[start]
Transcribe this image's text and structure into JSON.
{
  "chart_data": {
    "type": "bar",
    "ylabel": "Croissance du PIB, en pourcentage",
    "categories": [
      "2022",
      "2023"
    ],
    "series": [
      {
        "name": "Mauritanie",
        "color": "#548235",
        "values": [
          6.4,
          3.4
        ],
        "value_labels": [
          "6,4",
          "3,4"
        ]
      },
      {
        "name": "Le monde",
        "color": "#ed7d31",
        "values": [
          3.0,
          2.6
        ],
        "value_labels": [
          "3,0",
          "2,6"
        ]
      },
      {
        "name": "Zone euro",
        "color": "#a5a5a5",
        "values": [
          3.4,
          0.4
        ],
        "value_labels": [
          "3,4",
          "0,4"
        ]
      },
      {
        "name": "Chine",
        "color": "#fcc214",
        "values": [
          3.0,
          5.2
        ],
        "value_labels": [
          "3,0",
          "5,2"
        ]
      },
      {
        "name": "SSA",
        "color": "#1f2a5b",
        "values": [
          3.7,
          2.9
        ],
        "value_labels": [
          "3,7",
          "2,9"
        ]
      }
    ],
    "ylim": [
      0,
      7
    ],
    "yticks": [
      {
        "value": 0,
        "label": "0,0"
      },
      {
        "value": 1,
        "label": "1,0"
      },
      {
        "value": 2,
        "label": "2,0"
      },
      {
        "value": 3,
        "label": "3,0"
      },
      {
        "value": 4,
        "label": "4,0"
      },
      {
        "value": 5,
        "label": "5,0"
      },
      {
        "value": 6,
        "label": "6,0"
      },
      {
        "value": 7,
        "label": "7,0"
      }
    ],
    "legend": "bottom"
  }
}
[end]
Problem to work on:
Send back every record, precisely as written.

Problem solution:
Transcribe this image's text and structure into JSON.
{
  "chart_data": {
    "type": "bar",
    "ylabel": "Croissance du PIB, en pourcentage",
    "categories": [
      "2022",
      "2023"
    ],
    "series": [
      {
        "name": "Mauritanie",
        "color": "#548235",
        "values": [
          6.4,
          3.4
        ],
        "value_labels": [
          "6,4",
          "3,4"
        ]
      },
      {
        "name": "Le monde",
        "color": "#ed7d31",
        "values": [
          3.0,
          2.6
        ],
        "value_labels": [
          "3,0",
          "2,6"
        ]
      },
      {
        "name": "Zone euro",
        "color": "#a5a5a5",
        "values": [
          3.4,
          0.4
        ],
        "value_labels": [
          "3,4",
          "0,4"
        ]
      },
      {
        "name": "Chine",
        "color": "#fcc214",
        "values": [
          3.0,
          5.2
        ],
        "value_labels": [
          "3,0",
          "5,2"
        ]
      },
      {
        "name": "SSA",
        "color": "#1f2a5b",
        "values": [
          3.7,
          2.9
        ],
        "value_labels": [
          "3,7",
          "2,9"
        ]
      }
    ],
    "ylim": [
      0,
      7
    ],
    "yticks": [
      {
        "value": 0,
        "label": "0,0"
      },
      {
        "value": 1,
        "label": "1,0"
      },
      {
        "value": 2,
        "label": "2,0"
      },
      {
        "value": 3,
        "label": "3,0"
      },
      {
        "value": 4,
        "label": "4,0"
      },
      {
        "value": 5,
        "label": "5,0"
      },
      {
        "value": 6,
        "label": "6,0"
      },
      {
        "value": 7,
        "label": "7,0"
      }
    ],
    "legend": "bottom"
  }
}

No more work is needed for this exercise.